SELECTED EXTRACT:
In the “Joshua generation,” priests and politicians are to lead the way, to “stand in the river,” risking their lives in dangerous currents for the sake of the people, said Spokane’s Martin Luther King remembrance celebration speaker Tawan Davis.

Born in Tacoma, he grew up in the inner city of Portland with a single mother and a sister.  His mother divorced early.  He did not meet his father until he was a teen.

Tawan did not let those credentials hold him back.  He preached his first sermon at the age of seven and was ordained a minister in the Church of God in Christ at 18.

He was student body president at Lincoln High in Portland and the first African American student body president at Georgetown University, where he graduated with honors—the first member of his family with a college education. 

After earning a master’s degree in business at Howard University in Boston, he worked two years at a financial firm in the World Trade Center, but left after surviving Sept. 11, 2001, to study for a master’s degree in social and economic stratification at Oxford University in England.

NBC and Newsweek have featured him as a national leader, said the Rev. Ezra Kinlow, introducing Tawan as a friend he knows through the national Church of God in Christ.

Tawan, 25, is “a young man who dared to dream when circumstances of his home meant that at times he had nothing to eat, but he learned to sing songs and ask God for help,” said Ezra, pastor of Holy Temple Church of God in Christ where about 300 gathered for the annual Martin Luther King, Jr., remembrance service in Spokane.

INSTRUCTION A:
Echo the passage of the Tawan Davis article above from "Tawan, 25, is" to "service in Spokane.".

SOURCE RECORDS:
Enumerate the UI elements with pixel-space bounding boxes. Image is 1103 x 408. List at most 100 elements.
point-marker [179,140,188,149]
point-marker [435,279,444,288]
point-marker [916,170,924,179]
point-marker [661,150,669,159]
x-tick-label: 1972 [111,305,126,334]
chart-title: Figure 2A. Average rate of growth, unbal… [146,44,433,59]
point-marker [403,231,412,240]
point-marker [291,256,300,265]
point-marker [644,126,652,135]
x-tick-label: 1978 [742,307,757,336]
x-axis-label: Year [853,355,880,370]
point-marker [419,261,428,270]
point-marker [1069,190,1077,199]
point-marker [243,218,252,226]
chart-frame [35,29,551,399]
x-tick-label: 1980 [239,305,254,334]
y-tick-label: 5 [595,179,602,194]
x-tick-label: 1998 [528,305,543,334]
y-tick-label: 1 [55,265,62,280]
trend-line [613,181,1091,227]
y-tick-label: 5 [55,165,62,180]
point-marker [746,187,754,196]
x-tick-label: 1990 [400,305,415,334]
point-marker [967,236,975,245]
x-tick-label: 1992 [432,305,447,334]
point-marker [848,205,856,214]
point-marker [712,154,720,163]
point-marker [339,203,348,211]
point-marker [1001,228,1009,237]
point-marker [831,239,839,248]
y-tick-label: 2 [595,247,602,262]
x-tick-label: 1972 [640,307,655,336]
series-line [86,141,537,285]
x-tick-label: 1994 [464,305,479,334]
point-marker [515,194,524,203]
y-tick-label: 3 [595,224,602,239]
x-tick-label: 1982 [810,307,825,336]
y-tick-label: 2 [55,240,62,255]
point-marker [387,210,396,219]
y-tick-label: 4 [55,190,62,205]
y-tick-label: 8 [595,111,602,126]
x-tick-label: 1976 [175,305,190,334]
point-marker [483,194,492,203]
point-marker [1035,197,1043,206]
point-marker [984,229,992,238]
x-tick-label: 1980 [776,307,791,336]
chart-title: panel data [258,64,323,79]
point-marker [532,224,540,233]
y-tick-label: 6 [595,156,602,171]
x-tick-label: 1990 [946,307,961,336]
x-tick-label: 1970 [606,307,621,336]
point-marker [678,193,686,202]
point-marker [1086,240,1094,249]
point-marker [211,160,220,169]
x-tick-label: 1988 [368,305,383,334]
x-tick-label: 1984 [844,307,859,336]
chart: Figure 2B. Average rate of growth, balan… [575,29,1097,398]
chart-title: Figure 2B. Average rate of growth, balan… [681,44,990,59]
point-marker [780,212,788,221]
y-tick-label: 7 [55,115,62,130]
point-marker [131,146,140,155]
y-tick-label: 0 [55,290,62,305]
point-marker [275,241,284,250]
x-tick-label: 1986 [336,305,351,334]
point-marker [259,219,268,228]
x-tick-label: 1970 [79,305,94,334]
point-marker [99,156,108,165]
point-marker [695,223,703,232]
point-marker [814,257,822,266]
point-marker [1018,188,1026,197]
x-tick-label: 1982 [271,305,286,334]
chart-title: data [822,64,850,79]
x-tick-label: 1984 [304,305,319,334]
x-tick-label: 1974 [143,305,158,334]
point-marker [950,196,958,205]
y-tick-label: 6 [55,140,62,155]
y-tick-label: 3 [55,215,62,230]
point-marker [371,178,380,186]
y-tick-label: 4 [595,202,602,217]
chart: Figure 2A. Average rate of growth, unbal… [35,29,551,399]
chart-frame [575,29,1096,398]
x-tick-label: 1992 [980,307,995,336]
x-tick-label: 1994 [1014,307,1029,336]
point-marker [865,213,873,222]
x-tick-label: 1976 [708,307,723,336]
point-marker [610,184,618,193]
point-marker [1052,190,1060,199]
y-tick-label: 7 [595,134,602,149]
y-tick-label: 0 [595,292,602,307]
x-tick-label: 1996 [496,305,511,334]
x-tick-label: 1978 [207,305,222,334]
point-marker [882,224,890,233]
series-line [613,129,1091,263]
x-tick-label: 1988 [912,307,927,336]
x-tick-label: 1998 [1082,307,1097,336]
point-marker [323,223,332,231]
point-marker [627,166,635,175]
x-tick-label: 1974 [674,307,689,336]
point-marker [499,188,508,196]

INSTRUCTION B:
List every line in the rows that contains the string "Figure", matching case exactly.

EXERCISE RESPONSE A:
Tawan, 25, is “a young man who dared to dream when circumstances of his home meant that at times he had nothing to eat, but he learned to sing songs and ask God for help,” said Ezra, pastor of Holy Temple Church of God in Christ where about 300 gathered for the annual Martin Luther King, Jr., remembrance service in Spokane.

EXERCISE RESPONSE B:
chart-title: Figure 2A. Average rate of growth, unbal… [146,44,433,59]
chart: Figure 2B. Average rate of growth, balan… [575,29,1097,398]
chart-title: Figure 2B. Average rate of growth, balan… [681,44,990,59]
chart: Figure 2A. Average rate of growth, unbal… [35,29,551,399]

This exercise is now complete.